EXERCISE TASK
Look through the lines below and extract each one that contains "Pakistan".

RECORDS SHOWN
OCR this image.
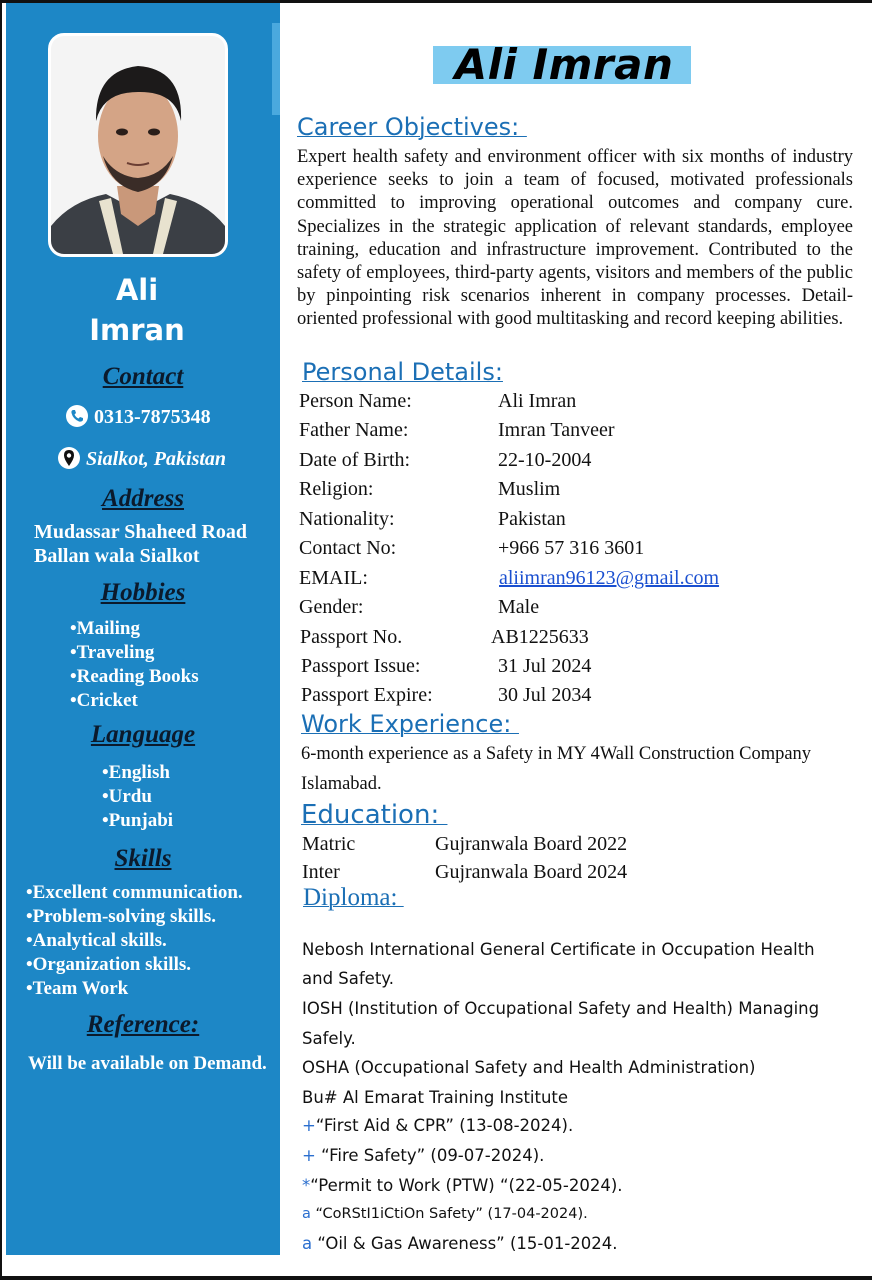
Ali
Imran
Contact
0313-7875348
Sialkot, Pakistan
Address
Mudassar Shaheed Road
Ballan wala Sialkot
Hobbies
• Mailing
• Traveling
• Reading Books
• Cricket
Language
• English
• Urdu
• Punjabi
Skills
• Excellent communication.
• Problem-solving skills.
• Analytical skills.
• Organization skills.
• Team Work
Reference:
Will be available on Demand.
Ali Imran
Career Objectives:
Expert health safety and environment officer with six months of industry experience seeks to join a team of focused, motivated professionals committed to improving operational outcomes and company cure. Specializes in the strategic application of relevant standards, employee training, education and infrastructure improvement. Contributed to the safety of employees, third-party agents, visitors and members of the public by pinpointing risk scenarios inherent in company processes. Detail-oriented professional with good multitasking and record keeping abilities.
Personal Details:
Person Name:	Ali Imran
Father Name:	Imran Tanveer
Date of Birth:	22-10-2004
Religion:	Muslim
Nationality:	Pakistan
Contact No:	+966 57 316 3601
EMAIL:	aliimran96123@gmail.com
Gender:	Male
Passport No.	AB1225633
Passport Issue:	31 Jul 2024
Passport Expire:	30 Jul 2034
Work Experience:
6-month experience as a Safety in MY 4Wall Construction Company
Islamabad.
Education:
Matric	Gujranwala Board 2022
Inter	Gujranwala Board 2024
Diploma:
Nebosh International General Certificate in Occupation Health
and Safety.
IOSH (Institution of Occupational Safety and Health) Managing
Safely.
OSHA (Occupational Safety and Health Administration)
Bu# Al Emarat Training Institute
+“First Aid & CPR” (13-08-2024).
+ “Fire Safety” (09-07-2024).
*“Permit to Work (PTW) “(22-05-2024).
a “CoRStI1iCtiOn Safety” (17-04-2024).
a “Oil & Gas Awareness” (15-01-2024.
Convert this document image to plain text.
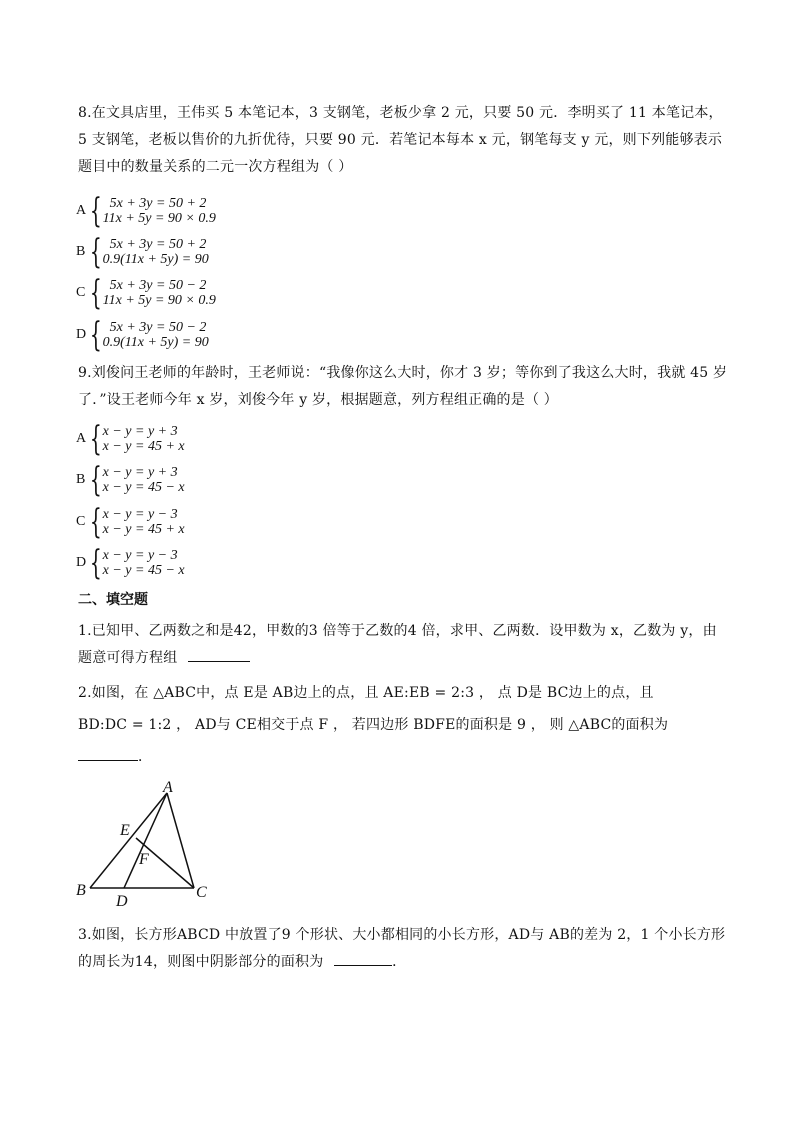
8.在文具店里，王伟买 5 本笔记本，3 支钢笔，老板少拿 2 元，只要 50 元．李明买了 11 本笔记本，5 支钢笔，老板以售价的九折优待，只要 90 元．若笔记本每本 x 元，钢笔每支 y 元，则下列能够表示题目中的数量关系的二元一次方程组为（ ）
A { 5x + 3y = 50 + 2
11x + 5y = 90 × 0.9
B { 5x + 3y = 50 + 2
0.9(11x + 5y) = 90
C { 5x + 3y = 50 − 2
11x + 5y = 90 × 0.9
D { 5x + 3y = 50 − 2
0.9(11x + 5y) = 90
9.刘俊问王老师的年龄时，王老师说：“我像你这么大时，你才 3 岁；等你到了我这么大时，我就 45 岁了．”设王老师今年 x 岁，刘俊今年 y 岁，根据题意，列方程组正确的是（ ）
A { x − y = y + 3
x − y = 45 + x
B { x − y = y + 3
x − y = 45 − x
C { x − y = y − 3
x − y = 45 + x
D { x − y = y − 3
x − y = 45 − x
二、填空题
1.已知甲、乙两数之和是42，甲数的3 倍等于乙数的4 倍，求甲、乙两数．设甲数为 x，乙数为 y，由题意可得方程组
2.如图，在 △ABC中，点 E是 AB边上的点，且 AE:EB = 2:3 ， 点 D是 BC边上的点，且
BD:DC = 1:2 ， AD与 CE相交于点 F ， 若四边形 BDFE的面积是 9 ， 则 △ABC的面积为
．
A
B	C
D
E
F
3.如图，长方形ABCD 中放置了9 个形状、大小都相同的小长方形，AD与 AB的差为 2，1 个小长方形的周长为14，则图中阴影部分的面积为	．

RIGHT ANSWER
Sialkot, Pakistan
Nationality:	Pakistan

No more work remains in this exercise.